Written exercise - Restate the listing that follows word for word, without its pictures.

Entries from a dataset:
---

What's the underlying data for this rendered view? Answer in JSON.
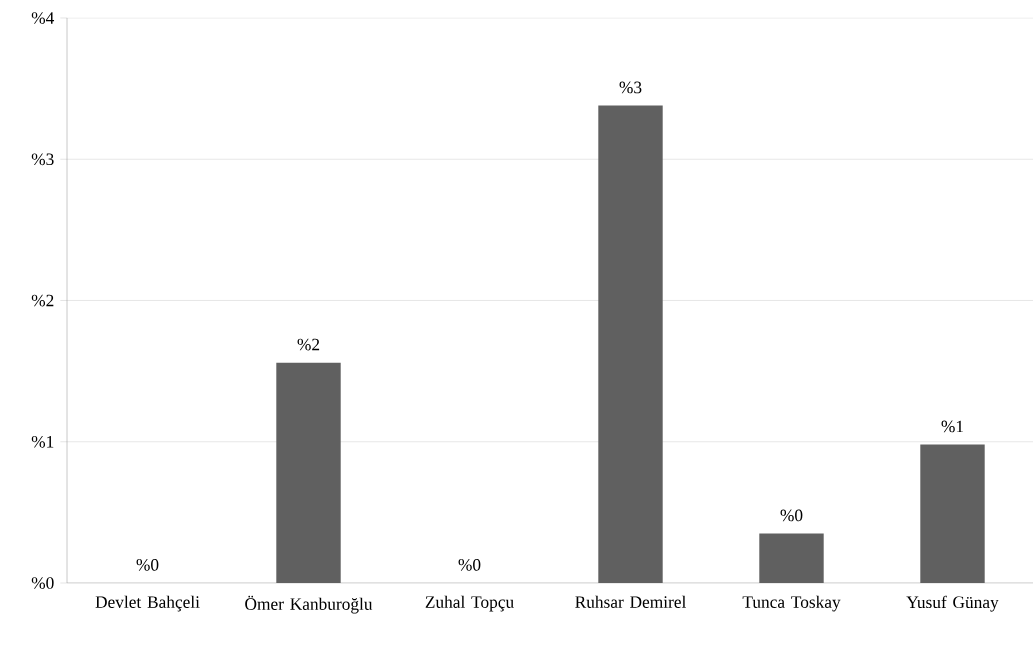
{
  "chart_data": {
    "type": "bar",
    "categories": [
      "Devlet Bahçeli",
      "Ömer Kanburoğlu",
      "Zuhal Topçu",
      "Ruhsar Demirel",
      "Tunca Toskay",
      "Yusuf Günay"
    ],
    "values": [
      0,
      1.56,
      0,
      3.38,
      0.35,
      0.98
    ],
    "value_labels": [
      "%0",
      "%2",
      "%0",
      "%3",
      "%0",
      "%1"
    ],
    "color": "#606060",
    "ylim": [
      0,
      4
    ],
    "yticks": [
      {
        "value": 0,
        "label": "%0"
      },
      {
        "value": 1,
        "label": "%1"
      },
      {
        "value": 2,
        "label": "%2"
      },
      {
        "value": 3,
        "label": "%3"
      },
      {
        "value": 4,
        "label": "%4"
      }
    ],
    "grid": "y"
  }
}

---

Reply -
What's the underlying data for this rendered view? Answer in JSON.
{
  "chart_data": {
    "type": "bar",
    "categories": [
      "Devlet Bahçeli",
      "Ömer Kanburoğlu",
      "Zuhal Topçu",
      "Ruhsar Demirel",
      "Tunca Toskay",
      "Yusuf Günay"
    ],
    "values": [
      0,
      1.56,
      0,
      3.38,
      0.35,
      0.98
    ],
    "value_labels": [
      "%0",
      "%2",
      "%0",
      "%3",
      "%0",
      "%1"
    ],
    "color": "#606060",
    "ylim": [
      0,
      4
    ],
    "yticks": [
      {
        "value": 0,
        "label": "%0"
      },
      {
        "value": 1,
        "label": "%1"
      },
      {
        "value": 2,
        "label": "%2"
      },
      {
        "value": 3,
        "label": "%3"
      },
      {
        "value": 4,
        "label": "%4"
      }
    ],
    "grid": "y"
  }
}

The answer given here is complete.